What is needed:
In the listing below, pick out lines with "Cosa".

Data rows:

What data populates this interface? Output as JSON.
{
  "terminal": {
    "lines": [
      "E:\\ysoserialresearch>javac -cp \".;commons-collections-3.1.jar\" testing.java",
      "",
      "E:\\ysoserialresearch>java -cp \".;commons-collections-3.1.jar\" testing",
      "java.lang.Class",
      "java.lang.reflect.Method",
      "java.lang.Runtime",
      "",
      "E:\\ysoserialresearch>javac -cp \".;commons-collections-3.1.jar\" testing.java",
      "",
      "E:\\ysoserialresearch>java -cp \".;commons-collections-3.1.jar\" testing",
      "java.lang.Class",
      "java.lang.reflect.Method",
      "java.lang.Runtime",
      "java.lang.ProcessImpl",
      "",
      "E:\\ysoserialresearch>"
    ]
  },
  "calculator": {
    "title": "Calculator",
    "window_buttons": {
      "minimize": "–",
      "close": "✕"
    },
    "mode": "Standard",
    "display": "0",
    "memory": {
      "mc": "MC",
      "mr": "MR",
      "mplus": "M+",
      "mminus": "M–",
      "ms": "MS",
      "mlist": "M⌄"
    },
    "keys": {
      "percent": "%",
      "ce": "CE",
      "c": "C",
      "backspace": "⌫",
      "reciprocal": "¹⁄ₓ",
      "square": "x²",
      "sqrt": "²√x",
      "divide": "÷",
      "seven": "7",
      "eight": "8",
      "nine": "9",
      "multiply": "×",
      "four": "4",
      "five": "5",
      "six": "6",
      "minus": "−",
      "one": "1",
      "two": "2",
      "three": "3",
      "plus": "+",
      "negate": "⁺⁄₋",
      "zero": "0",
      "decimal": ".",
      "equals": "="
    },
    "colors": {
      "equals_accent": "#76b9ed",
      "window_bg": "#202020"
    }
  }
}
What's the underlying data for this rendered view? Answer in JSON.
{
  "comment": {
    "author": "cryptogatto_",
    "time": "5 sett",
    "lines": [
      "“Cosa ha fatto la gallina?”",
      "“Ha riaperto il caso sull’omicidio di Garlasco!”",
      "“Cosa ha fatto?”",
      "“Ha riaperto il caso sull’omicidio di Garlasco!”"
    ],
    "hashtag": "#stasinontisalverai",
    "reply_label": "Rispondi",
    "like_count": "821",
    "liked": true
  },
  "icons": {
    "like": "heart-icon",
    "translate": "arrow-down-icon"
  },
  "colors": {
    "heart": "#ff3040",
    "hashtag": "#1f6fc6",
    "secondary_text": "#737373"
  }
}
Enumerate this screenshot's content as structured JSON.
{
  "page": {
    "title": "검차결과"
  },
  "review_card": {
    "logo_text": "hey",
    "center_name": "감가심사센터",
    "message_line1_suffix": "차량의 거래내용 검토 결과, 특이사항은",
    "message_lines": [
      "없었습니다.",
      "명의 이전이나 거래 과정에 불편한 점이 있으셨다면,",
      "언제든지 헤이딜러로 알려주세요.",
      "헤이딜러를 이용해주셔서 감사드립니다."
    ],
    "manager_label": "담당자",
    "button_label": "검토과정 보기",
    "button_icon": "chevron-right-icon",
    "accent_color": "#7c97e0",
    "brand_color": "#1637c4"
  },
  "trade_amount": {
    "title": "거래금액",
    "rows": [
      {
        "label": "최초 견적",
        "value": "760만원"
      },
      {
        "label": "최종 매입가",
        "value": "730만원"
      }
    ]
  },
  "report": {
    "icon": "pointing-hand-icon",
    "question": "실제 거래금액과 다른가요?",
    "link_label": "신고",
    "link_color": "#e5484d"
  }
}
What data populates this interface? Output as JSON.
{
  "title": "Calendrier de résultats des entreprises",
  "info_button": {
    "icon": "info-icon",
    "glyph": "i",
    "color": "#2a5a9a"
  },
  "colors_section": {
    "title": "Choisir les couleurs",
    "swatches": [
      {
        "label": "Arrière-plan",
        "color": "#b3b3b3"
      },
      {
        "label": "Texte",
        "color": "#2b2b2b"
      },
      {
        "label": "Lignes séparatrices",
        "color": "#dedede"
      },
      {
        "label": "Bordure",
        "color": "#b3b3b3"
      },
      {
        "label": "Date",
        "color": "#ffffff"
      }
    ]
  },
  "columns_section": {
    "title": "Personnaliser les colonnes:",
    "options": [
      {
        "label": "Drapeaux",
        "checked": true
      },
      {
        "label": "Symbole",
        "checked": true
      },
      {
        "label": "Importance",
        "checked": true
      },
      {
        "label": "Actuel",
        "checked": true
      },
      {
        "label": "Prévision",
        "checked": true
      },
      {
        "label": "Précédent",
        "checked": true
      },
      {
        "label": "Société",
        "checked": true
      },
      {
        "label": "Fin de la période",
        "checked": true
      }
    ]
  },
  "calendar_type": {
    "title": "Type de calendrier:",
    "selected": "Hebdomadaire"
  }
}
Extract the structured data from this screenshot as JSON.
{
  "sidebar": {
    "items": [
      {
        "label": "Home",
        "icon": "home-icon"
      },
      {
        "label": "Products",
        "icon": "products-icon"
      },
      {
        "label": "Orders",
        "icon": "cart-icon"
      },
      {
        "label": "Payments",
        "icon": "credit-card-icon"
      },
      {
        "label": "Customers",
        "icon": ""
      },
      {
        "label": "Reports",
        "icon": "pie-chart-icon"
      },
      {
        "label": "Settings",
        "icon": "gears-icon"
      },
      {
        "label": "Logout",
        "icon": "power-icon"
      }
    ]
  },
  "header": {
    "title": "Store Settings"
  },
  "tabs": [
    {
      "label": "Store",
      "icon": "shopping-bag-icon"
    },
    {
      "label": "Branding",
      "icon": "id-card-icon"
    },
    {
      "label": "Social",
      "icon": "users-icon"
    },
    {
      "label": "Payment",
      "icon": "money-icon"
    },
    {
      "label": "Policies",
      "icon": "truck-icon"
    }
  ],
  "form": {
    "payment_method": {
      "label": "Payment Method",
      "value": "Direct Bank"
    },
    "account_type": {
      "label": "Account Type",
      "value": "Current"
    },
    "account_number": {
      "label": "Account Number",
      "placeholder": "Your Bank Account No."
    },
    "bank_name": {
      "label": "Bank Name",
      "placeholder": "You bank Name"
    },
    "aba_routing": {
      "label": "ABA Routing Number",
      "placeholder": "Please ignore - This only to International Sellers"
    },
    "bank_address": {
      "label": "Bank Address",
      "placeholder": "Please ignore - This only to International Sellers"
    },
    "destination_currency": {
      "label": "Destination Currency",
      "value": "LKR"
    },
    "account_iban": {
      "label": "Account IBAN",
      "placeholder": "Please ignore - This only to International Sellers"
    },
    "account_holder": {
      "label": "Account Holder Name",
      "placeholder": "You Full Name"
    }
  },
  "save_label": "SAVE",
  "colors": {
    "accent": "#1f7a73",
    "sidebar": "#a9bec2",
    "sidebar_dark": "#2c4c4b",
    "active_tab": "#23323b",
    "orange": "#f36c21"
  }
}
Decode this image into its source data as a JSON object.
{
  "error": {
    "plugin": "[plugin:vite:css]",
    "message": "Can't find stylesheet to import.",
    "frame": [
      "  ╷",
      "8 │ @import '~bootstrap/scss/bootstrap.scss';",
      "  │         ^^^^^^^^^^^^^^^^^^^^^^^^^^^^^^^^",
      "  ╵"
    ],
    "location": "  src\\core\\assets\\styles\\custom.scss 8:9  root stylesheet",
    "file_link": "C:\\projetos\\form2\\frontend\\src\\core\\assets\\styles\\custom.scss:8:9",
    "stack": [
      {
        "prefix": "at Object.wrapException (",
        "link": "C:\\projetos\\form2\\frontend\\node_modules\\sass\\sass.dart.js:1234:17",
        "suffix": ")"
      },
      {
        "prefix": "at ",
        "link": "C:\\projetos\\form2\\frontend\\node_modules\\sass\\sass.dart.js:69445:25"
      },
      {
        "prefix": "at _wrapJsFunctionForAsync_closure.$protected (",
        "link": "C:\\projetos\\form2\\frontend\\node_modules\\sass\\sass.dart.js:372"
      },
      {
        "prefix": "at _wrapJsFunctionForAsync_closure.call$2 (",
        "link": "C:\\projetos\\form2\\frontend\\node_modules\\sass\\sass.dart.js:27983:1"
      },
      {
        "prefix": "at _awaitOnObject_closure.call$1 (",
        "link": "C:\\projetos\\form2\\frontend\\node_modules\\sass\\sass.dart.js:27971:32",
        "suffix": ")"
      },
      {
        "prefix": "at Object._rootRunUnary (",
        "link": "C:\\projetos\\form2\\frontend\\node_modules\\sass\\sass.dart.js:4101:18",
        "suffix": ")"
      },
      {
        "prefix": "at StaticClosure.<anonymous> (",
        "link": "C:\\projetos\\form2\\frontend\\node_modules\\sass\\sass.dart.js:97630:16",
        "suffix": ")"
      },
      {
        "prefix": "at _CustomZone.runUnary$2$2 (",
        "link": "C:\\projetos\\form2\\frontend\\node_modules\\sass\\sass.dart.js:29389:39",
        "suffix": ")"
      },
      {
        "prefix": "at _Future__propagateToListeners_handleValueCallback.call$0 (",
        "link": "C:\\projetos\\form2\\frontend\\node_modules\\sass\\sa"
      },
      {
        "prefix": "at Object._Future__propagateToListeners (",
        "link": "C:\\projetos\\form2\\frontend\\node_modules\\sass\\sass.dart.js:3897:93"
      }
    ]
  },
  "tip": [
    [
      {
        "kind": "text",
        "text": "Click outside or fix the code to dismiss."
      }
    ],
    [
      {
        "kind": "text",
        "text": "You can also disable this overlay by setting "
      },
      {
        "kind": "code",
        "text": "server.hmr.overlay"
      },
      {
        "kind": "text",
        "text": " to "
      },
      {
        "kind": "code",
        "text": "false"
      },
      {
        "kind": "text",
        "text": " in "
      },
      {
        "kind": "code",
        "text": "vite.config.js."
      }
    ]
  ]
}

Exercise solution:
      "“Cosa ha fatto la gallina?”",
      "“Cosa ha fatto?”",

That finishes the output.